* _Problem to solve_
What is the number of lines in the data that hold the string "testing"? Reply with that number only.

——————

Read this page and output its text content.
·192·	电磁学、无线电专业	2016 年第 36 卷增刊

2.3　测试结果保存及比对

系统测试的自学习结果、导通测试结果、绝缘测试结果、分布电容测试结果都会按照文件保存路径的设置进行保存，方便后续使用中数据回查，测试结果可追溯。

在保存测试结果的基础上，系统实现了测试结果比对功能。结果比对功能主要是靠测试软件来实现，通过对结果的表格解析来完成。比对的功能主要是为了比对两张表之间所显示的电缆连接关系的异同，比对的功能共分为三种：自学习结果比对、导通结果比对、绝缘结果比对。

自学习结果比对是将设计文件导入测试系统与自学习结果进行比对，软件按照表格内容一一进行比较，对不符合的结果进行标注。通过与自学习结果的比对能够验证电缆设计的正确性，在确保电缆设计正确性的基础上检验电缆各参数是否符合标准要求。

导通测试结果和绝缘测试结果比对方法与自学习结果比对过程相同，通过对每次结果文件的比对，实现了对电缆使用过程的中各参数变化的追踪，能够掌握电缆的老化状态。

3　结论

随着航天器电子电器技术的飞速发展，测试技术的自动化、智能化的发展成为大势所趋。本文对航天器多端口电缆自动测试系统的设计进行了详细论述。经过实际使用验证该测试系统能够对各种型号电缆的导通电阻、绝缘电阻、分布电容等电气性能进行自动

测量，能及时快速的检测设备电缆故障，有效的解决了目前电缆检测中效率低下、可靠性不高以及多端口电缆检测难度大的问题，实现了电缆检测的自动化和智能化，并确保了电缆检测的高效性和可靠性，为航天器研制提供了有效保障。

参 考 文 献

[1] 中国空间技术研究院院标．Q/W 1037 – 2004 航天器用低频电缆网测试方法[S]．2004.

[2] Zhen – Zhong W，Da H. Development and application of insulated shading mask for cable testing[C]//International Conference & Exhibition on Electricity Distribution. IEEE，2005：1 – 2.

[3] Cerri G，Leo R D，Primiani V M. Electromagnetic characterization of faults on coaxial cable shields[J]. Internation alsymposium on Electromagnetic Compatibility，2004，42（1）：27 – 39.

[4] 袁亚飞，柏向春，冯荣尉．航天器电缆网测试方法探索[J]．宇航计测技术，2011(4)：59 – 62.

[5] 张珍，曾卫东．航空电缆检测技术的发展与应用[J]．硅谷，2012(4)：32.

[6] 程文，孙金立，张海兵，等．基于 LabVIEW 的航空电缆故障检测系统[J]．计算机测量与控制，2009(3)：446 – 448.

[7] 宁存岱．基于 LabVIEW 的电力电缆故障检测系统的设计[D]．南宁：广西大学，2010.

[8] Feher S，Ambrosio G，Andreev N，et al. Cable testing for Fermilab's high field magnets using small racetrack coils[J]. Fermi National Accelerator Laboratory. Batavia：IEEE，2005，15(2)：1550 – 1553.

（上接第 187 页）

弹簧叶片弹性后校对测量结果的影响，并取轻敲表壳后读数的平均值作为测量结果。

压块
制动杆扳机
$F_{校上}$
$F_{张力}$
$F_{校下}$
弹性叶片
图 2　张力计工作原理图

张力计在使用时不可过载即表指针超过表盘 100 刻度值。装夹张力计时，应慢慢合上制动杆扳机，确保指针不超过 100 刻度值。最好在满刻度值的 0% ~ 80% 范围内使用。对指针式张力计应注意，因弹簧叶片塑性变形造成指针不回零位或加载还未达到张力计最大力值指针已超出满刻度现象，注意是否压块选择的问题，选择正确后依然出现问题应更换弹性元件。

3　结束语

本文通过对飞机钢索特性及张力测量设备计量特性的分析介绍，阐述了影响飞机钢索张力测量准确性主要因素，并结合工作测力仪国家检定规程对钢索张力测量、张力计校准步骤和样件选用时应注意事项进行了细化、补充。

——————

* _Solution to this problem_
2